Saved data entries
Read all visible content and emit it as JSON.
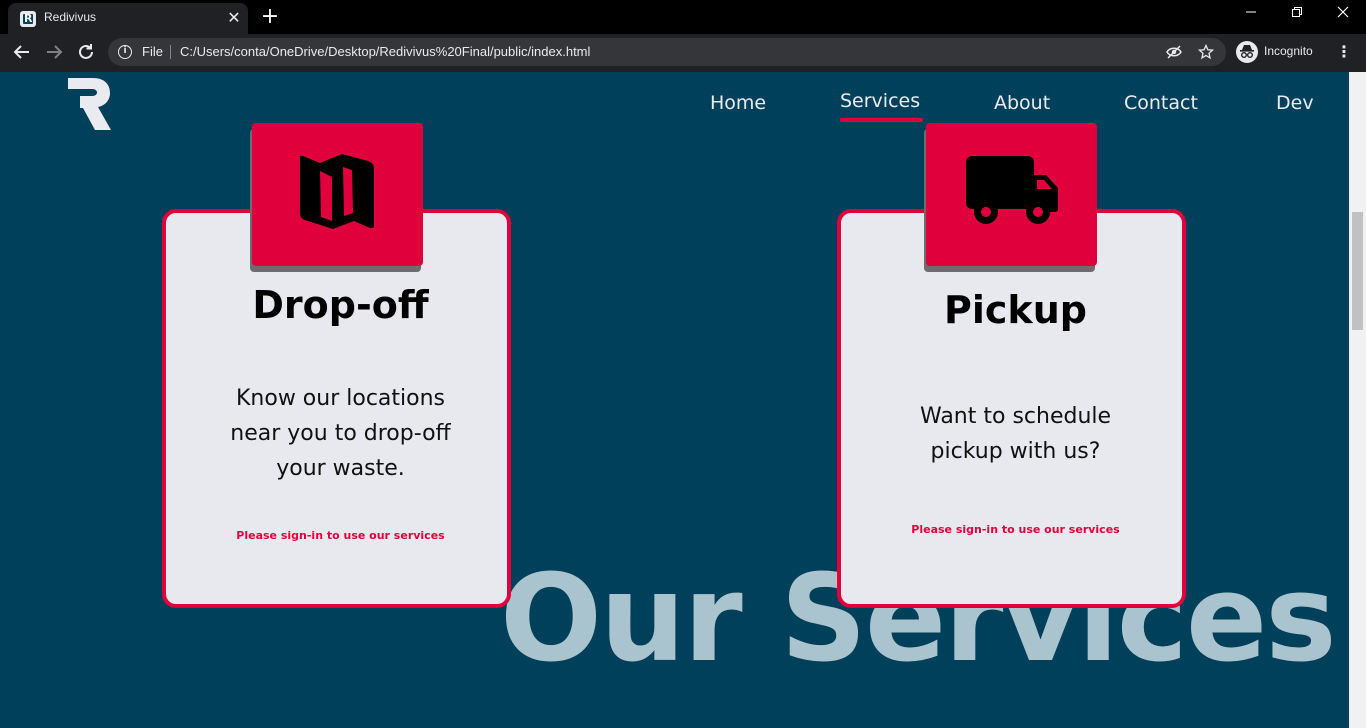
{
  "browser": {
    "tab_title": "Redivivus",
    "tab_close": "✕",
    "new_tab": "+",
    "scheme_label": "File",
    "url": "C:/Users/conta/OneDrive/Desktop/Redivivus%20Final/public/index.html",
    "incognito_label": "Incognito"
  },
  "nav": {
    "items": [
      "Home",
      "Services",
      "About",
      "Contact",
      "Dev"
    ],
    "active": "Services"
  },
  "background_title": "Our Services",
  "cards": [
    {
      "icon": "map-icon",
      "title": "Drop-off",
      "description_lines": [
        "Know our locations",
        "near you to drop-off",
        "your waste."
      ],
      "note": "Please sign-in to use our services"
    },
    {
      "icon": "truck-icon",
      "title": "Pickup",
      "description_lines": [
        "Want to schedule",
        "pickup with us?"
      ],
      "note": "Please sign-in to use our services"
    }
  ],
  "colors": {
    "page_background": "#00405a",
    "accent": "#e0003c",
    "card_background": "#e8e9ee",
    "background_title": "#aac4cf"
  }
}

DIRECTIVE:
Every line above should be returned exactly; the pictures stay out.

RESPONSE TO THE TASK:
Read all visible content and emit it as JSON.
{
  "browser": {
    "tab_title": "Redivivus",
    "tab_close": "✕",
    "new_tab": "+",
    "scheme_label": "File",
    "url": "C:/Users/conta/OneDrive/Desktop/Redivivus%20Final/public/index.html",
    "incognito_label": "Incognito"
  },
  "nav": {
    "items": [
      "Home",
      "Services",
      "About",
      "Contact",
      "Dev"
    ],
    "active": "Services"
  },
  "background_title": "Our Services",
  "cards": [
    {
      "icon": "map-icon",
      "title": "Drop-off",
      "description_lines": [
        "Know our locations",
        "near you to drop-off",
        "your waste."
      ],
      "note": "Please sign-in to use our services"
    },
    {
      "icon": "truck-icon",
      "title": "Pickup",
      "description_lines": [
        "Want to schedule",
        "pickup with us?"
      ],
      "note": "Please sign-in to use our services"
    }
  ],
  "colors": {
    "page_background": "#00405a",
    "accent": "#e0003c",
    "card_background": "#e8e9ee",
    "background_title": "#aac4cf"
  }
}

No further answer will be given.